Work to complete:
Print each line of the listing once more, precisely as given.

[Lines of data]
▬▬▬▬▬▬
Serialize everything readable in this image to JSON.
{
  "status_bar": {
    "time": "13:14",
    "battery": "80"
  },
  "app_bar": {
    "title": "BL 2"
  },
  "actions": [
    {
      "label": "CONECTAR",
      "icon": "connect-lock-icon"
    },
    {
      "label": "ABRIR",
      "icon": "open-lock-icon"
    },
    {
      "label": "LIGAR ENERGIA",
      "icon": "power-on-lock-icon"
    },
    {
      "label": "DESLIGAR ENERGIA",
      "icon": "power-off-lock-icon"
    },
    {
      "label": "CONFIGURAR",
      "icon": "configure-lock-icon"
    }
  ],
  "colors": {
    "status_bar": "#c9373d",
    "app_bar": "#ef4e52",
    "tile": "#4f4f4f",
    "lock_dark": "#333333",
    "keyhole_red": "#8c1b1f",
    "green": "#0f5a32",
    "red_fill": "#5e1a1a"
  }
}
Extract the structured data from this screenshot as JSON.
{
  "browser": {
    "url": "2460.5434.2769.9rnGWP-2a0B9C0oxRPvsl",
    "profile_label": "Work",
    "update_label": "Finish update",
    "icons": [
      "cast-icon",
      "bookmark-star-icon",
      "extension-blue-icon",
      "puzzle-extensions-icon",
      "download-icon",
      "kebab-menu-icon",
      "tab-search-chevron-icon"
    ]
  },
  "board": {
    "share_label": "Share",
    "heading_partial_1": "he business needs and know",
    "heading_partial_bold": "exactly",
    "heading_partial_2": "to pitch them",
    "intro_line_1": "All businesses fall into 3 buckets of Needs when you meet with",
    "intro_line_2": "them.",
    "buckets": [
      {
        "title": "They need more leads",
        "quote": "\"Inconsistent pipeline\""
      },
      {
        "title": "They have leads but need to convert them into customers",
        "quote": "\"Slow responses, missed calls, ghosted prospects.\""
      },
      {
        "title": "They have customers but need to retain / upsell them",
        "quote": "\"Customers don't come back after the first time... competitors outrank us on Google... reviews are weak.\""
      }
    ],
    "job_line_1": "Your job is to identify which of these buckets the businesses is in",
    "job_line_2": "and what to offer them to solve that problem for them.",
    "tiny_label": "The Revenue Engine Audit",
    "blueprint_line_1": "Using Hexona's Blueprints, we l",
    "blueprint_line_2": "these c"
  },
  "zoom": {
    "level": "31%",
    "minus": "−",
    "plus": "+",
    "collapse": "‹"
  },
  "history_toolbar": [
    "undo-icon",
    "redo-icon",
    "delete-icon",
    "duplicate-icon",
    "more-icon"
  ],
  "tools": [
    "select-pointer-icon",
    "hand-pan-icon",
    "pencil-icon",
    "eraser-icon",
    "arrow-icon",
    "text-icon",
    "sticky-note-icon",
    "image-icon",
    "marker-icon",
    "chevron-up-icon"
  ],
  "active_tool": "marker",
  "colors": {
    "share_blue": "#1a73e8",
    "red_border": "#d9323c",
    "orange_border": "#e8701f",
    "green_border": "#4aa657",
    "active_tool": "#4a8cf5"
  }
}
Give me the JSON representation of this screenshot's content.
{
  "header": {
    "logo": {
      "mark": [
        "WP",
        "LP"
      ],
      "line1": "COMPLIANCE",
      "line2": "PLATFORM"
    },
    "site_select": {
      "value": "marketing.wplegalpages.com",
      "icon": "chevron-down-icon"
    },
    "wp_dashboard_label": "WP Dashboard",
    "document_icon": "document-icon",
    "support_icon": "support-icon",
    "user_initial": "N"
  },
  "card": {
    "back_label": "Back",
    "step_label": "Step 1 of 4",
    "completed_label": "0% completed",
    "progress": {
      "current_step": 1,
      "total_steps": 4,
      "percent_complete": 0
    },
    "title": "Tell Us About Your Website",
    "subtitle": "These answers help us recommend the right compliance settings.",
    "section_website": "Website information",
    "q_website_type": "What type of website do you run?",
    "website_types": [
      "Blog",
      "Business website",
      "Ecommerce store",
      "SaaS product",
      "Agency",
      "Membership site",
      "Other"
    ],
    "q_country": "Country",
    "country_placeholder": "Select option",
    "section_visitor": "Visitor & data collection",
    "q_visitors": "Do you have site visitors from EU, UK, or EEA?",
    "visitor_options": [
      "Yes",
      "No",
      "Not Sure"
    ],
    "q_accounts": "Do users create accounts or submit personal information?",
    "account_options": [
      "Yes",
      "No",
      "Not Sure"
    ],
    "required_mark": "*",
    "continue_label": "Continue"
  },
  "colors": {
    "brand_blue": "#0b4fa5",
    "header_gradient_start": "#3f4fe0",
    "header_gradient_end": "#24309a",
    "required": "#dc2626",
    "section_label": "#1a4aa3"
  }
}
▬▬▬▬▬▬
Response to this task:
Serialize everything readable in this image to JSON.
{
  "status_bar": {
    "time": "13:14",
    "battery": "80"
  },
  "app_bar": {
    "title": "BL 2"
  },
  "actions": [
    {
      "label": "CONECTAR",
      "icon": "connect-lock-icon"
    },
    {
      "label": "ABRIR",
      "icon": "open-lock-icon"
    },
    {
      "label": "LIGAR ENERGIA",
      "icon": "power-on-lock-icon"
    },
    {
      "label": "DESLIGAR ENERGIA",
      "icon": "power-off-lock-icon"
    },
    {
      "label": "CONFIGURAR",
      "icon": "configure-lock-icon"
    }
  ],
  "colors": {
    "status_bar": "#c9373d",
    "app_bar": "#ef4e52",
    "tile": "#4f4f4f",
    "lock_dark": "#333333",
    "keyhole_red": "#8c1b1f",
    "green": "#0f5a32",
    "red_fill": "#5e1a1a"
  }
}
Extract the structured data from this screenshot as JSON.
{
  "browser": {
    "url": "2460.5434.2769.9rnGWP-2a0B9C0oxRPvsl",
    "profile_label": "Work",
    "update_label": "Finish update",
    "icons": [
      "cast-icon",
      "bookmark-star-icon",
      "extension-blue-icon",
      "puzzle-extensions-icon",
      "download-icon",
      "kebab-menu-icon",
      "tab-search-chevron-icon"
    ]
  },
  "board": {
    "share_label": "Share",
    "heading_partial_1": "he business needs and know",
    "heading_partial_bold": "exactly",
    "heading_partial_2": "to pitch them",
    "intro_line_1": "All businesses fall into 3 buckets of Needs when you meet with",
    "intro_line_2": "them.",
    "buckets": [
      {
        "title": "They need more leads",
        "quote": "\"Inconsistent pipeline\""
      },
      {
        "title": "They have leads but need to convert them into customers",
        "quote": "\"Slow responses, missed calls, ghosted prospects.\""
      },
      {
        "title": "They have customers but need to retain / upsell them",
        "quote": "\"Customers don't come back after the first time... competitors outrank us on Google... reviews are weak.\""
      }
    ],
    "job_line_1": "Your job is to identify which of these buckets the businesses is in",
    "job_line_2": "and what to offer them to solve that problem for them.",
    "tiny_label": "The Revenue Engine Audit",
    "blueprint_line_1": "Using Hexona's Blueprints, we l",
    "blueprint_line_2": "these c"
  },
  "zoom": {
    "level": "31%",
    "minus": "−",
    "plus": "+",
    "collapse": "‹"
  },
  "history_toolbar": [
    "undo-icon",
    "redo-icon",
    "delete-icon",
    "duplicate-icon",
    "more-icon"
  ],
  "tools": [
    "select-pointer-icon",
    "hand-pan-icon",
    "pencil-icon",
    "eraser-icon",
    "arrow-icon",
    "text-icon",
    "sticky-note-icon",
    "image-icon",
    "marker-icon",
    "chevron-up-icon"
  ],
  "active_tool": "marker",
  "colors": {
    "share_blue": "#1a73e8",
    "red_border": "#d9323c",
    "orange_border": "#e8701f",
    "green_border": "#4aa657",
    "active_tool": "#4a8cf5"
  }
}
Give me the JSON representation of this screenshot's content.
{
  "header": {
    "logo": {
      "mark": [
        "WP",
        "LP"
      ],
      "line1": "COMPLIANCE",
      "line2": "PLATFORM"
    },
    "site_select": {
      "value": "marketing.wplegalpages.com",
      "icon": "chevron-down-icon"
    },
    "wp_dashboard_label": "WP Dashboard",
    "document_icon": "document-icon",
    "support_icon": "support-icon",
    "user_initial": "N"
  },
  "card": {
    "back_label": "Back",
    "step_label": "Step 1 of 4",
    "completed_label": "0% completed",
    "progress": {
      "current_step": 1,
      "total_steps": 4,
      "percent_complete": 0
    },
    "title": "Tell Us About Your Website",
    "subtitle": "These answers help us recommend the right compliance settings.",
    "section_website": "Website information",
    "q_website_type": "What type of website do you run?",
    "website_types": [
      "Blog",
      "Business website",
      "Ecommerce store",
      "SaaS product",
      "Agency",
      "Membership site",
      "Other"
    ],
    "q_country": "Country",
    "country_placeholder": "Select option",
    "section_visitor": "Visitor & data collection",
    "q_visitors": "Do you have site visitors from EU, UK, or EEA?",
    "visitor_options": [
      "Yes",
      "No",
      "Not Sure"
    ],
    "q_accounts": "Do users create accounts or submit personal information?",
    "account_options": [
      "Yes",
      "No",
      "Not Sure"
    ],
    "required_mark": "*",
    "continue_label": "Continue"
  },
  "colors": {
    "brand_blue": "#0b4fa5",
    "header_gradient_start": "#3f4fe0",
    "header_gradient_end": "#24309a",
    "required": "#dc2626",
    "section_label": "#1a4aa3"
  }
}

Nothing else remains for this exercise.